• **EXERCISE INSTRUCTIONS**: Copy every entry word for word, but skip the pictures.

• **Records from a data source**:
........

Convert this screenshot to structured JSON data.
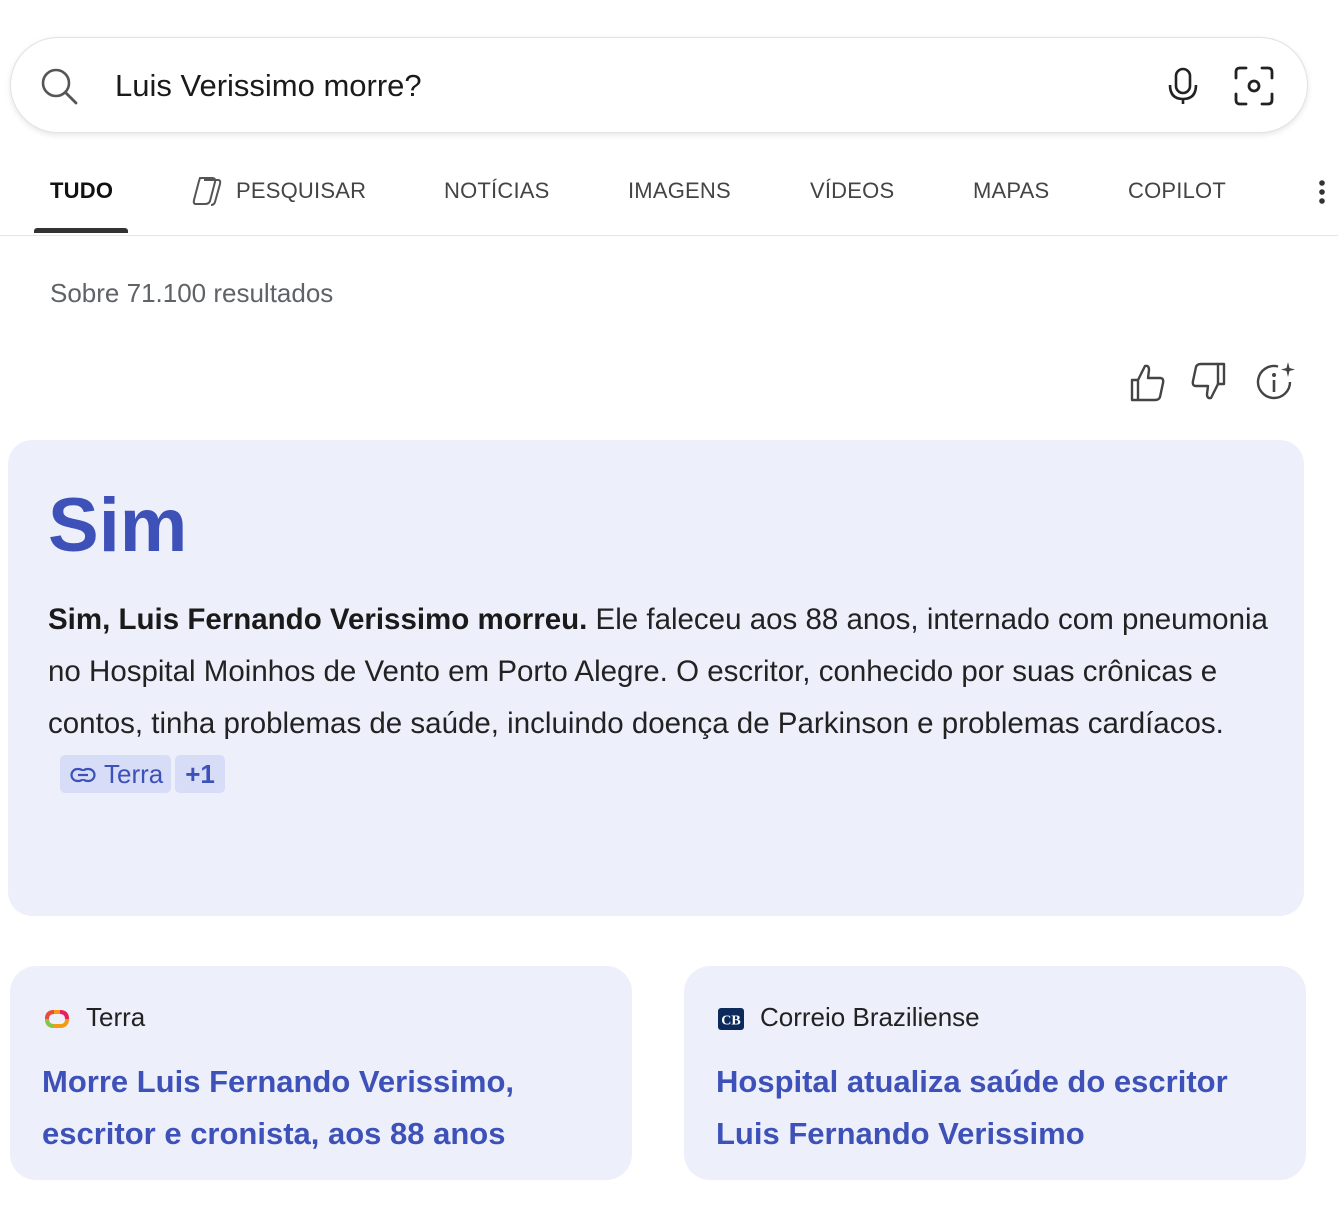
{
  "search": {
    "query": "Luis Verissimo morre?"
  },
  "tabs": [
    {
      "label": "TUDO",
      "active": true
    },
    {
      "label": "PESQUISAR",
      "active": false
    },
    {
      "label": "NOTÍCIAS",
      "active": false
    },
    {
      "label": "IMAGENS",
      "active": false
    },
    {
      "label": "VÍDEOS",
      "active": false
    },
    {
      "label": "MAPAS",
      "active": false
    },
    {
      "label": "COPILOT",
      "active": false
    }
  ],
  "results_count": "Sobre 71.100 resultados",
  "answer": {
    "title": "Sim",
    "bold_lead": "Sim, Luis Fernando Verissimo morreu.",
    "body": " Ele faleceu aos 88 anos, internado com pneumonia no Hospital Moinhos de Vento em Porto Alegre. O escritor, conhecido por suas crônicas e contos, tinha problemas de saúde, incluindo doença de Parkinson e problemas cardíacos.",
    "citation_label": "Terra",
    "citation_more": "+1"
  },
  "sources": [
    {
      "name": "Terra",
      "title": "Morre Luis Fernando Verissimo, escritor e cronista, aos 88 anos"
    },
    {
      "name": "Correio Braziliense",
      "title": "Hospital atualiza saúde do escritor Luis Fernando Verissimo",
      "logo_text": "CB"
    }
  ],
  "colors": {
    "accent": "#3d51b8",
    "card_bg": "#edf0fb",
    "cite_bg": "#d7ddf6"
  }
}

........

• **TASK RESULT**:
Convert this screenshot to structured JSON data.
{
  "search": {
    "query": "Luis Verissimo morre?"
  },
  "tabs": [
    {
      "label": "TUDO",
      "active": true
    },
    {
      "label": "PESQUISAR",
      "active": false
    },
    {
      "label": "NOTÍCIAS",
      "active": false
    },
    {
      "label": "IMAGENS",
      "active": false
    },
    {
      "label": "VÍDEOS",
      "active": false
    },
    {
      "label": "MAPAS",
      "active": false
    },
    {
      "label": "COPILOT",
      "active": false
    }
  ],
  "results_count": "Sobre 71.100 resultados",
  "answer": {
    "title": "Sim",
    "bold_lead": "Sim, Luis Fernando Verissimo morreu.",
    "body": " Ele faleceu aos 88 anos, internado com pneumonia no Hospital Moinhos de Vento em Porto Alegre. O escritor, conhecido por suas crônicas e contos, tinha problemas de saúde, incluindo doença de Parkinson e problemas cardíacos.",
    "citation_label": "Terra",
    "citation_more": "+1"
  },
  "sources": [
    {
      "name": "Terra",
      "title": "Morre Luis Fernando Verissimo, escritor e cronista, aos 88 anos"
    },
    {
      "name": "Correio Braziliense",
      "title": "Hospital atualiza saúde do escritor Luis Fernando Verissimo",
      "logo_text": "CB"
    }
  ],
  "colors": {
    "accent": "#3d51b8",
    "card_bg": "#edf0fb",
    "cite_bg": "#d7ddf6"
  }
}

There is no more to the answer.